┏━━
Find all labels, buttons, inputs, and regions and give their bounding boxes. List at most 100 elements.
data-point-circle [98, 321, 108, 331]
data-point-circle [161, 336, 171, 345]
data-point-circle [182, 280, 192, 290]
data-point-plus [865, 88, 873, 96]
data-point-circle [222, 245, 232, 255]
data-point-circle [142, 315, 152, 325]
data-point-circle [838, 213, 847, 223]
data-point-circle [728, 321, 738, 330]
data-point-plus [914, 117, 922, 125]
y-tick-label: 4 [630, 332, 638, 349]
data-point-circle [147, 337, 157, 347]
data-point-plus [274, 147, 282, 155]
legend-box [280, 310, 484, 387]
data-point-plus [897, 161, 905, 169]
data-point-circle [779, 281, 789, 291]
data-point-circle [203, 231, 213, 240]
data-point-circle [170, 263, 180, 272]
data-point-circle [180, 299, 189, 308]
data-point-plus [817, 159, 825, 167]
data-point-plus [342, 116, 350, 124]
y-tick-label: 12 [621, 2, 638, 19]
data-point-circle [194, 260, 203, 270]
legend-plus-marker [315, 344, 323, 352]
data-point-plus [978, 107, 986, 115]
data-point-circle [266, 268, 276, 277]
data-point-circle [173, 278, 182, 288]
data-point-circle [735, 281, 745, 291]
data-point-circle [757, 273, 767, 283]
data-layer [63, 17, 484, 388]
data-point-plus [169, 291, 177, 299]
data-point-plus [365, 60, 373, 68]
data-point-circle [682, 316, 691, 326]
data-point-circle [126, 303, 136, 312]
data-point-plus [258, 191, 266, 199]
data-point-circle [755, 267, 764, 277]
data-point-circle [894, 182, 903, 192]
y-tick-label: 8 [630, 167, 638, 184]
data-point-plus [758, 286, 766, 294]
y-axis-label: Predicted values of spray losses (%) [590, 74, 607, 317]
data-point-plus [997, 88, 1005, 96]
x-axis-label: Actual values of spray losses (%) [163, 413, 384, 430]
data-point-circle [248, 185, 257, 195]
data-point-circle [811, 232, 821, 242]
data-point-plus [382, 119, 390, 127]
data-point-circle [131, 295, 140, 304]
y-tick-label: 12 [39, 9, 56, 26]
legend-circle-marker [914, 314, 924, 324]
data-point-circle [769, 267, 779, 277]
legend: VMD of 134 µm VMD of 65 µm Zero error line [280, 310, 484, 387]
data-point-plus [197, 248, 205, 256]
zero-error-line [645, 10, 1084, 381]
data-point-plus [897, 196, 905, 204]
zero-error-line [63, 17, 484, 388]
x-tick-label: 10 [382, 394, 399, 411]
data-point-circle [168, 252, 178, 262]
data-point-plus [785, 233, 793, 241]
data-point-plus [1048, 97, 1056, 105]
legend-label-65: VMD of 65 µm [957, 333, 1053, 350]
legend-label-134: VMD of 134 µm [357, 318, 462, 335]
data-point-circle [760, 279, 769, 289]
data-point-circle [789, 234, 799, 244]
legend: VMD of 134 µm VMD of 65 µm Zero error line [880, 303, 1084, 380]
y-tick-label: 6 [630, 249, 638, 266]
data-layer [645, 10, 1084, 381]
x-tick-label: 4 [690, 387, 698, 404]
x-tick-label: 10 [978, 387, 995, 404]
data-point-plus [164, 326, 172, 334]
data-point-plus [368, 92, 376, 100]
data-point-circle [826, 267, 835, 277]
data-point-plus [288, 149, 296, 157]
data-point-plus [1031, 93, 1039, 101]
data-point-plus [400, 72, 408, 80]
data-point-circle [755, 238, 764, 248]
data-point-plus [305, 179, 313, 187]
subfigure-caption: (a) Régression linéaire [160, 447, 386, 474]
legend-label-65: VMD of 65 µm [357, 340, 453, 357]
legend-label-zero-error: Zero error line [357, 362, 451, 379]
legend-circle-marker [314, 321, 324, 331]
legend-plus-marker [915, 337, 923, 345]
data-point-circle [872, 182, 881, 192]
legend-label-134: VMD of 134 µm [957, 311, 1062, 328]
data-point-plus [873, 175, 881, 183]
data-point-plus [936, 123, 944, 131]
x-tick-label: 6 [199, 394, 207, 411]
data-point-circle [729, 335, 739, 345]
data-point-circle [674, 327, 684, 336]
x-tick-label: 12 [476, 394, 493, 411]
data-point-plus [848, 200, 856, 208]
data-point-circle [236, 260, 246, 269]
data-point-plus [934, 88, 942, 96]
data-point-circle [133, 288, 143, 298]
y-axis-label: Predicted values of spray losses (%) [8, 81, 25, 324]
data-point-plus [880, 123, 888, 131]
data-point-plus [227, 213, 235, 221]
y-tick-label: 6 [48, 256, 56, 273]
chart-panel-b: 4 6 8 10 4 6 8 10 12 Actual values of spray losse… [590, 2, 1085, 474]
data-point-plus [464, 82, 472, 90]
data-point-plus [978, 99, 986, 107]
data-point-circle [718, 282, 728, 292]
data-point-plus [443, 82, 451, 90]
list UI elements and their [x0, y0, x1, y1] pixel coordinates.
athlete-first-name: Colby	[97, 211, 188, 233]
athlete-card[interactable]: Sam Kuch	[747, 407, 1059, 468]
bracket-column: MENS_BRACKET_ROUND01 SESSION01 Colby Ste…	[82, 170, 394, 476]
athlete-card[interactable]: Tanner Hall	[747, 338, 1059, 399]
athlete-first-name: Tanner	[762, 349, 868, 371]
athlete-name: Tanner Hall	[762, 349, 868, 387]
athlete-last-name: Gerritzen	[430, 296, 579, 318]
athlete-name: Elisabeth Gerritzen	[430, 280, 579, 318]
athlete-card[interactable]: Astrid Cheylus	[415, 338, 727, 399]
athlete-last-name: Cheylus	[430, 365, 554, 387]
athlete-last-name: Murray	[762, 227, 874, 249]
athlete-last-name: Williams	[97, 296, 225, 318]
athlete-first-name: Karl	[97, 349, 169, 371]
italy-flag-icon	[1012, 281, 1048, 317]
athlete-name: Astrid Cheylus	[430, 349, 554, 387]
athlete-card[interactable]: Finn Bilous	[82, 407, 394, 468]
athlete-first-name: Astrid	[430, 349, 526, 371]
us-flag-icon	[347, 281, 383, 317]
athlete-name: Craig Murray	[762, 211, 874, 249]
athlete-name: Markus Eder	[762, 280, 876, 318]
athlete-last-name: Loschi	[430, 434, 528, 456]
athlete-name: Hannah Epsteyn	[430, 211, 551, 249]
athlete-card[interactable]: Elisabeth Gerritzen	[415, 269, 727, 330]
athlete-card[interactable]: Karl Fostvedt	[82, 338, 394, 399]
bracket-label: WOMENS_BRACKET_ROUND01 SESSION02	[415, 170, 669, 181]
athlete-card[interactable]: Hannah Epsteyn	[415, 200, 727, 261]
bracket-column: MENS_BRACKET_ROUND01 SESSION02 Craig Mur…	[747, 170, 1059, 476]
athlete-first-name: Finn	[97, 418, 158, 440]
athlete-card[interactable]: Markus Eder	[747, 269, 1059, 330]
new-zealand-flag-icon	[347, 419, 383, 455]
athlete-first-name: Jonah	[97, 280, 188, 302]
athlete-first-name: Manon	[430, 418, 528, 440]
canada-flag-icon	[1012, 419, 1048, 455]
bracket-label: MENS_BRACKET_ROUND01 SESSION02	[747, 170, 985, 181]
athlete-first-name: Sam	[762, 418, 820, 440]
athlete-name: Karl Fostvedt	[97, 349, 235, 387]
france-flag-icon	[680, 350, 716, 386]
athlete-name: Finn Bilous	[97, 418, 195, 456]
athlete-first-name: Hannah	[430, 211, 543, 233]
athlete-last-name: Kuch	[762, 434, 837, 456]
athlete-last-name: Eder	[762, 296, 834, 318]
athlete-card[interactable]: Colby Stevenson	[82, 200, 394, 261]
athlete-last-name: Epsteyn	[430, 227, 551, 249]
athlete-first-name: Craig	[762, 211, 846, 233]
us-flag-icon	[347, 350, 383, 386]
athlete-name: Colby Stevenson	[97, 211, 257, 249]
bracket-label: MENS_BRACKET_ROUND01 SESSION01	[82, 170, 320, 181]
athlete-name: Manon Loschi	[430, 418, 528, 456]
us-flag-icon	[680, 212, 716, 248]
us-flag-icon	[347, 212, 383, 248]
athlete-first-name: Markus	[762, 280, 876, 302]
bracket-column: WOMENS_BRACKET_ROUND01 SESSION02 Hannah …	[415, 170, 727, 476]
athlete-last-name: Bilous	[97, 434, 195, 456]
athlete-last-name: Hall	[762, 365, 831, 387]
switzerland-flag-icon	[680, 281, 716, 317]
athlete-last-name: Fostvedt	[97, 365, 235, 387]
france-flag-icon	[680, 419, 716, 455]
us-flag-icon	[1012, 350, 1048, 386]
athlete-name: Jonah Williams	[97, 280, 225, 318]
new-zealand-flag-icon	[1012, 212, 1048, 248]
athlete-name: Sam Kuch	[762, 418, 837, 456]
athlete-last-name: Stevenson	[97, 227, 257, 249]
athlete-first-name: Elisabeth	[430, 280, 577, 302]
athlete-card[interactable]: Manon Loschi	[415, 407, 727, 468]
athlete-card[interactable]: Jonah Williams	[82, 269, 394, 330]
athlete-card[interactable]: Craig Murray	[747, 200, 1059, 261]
┗━━
STATED GOAL: Rename "legend-box" to "legend-frame" in the items from the very beginning through the line containing "data-point-plus [897, 161, 905, 169]", and reproduce those lines with everything else left unchanged.

RESULT:
Find all labels, buttons, inputs, and regions and give their bounding boxes. List at most 100 elements.
data-point-circle [98, 321, 108, 331]
data-point-circle [161, 336, 171, 345]
data-point-circle [182, 280, 192, 290]
data-point-plus [865, 88, 873, 96]
data-point-circle [222, 245, 232, 255]
data-point-circle [142, 315, 152, 325]
data-point-circle [838, 213, 847, 223]
data-point-circle [728, 321, 738, 330]
data-point-plus [914, 117, 922, 125]
y-tick-label: 4 [630, 332, 638, 349]
data-point-circle [147, 337, 157, 347]
data-point-plus [274, 147, 282, 155]
legend-frame [280, 310, 484, 387]
data-point-plus [897, 161, 905, 169]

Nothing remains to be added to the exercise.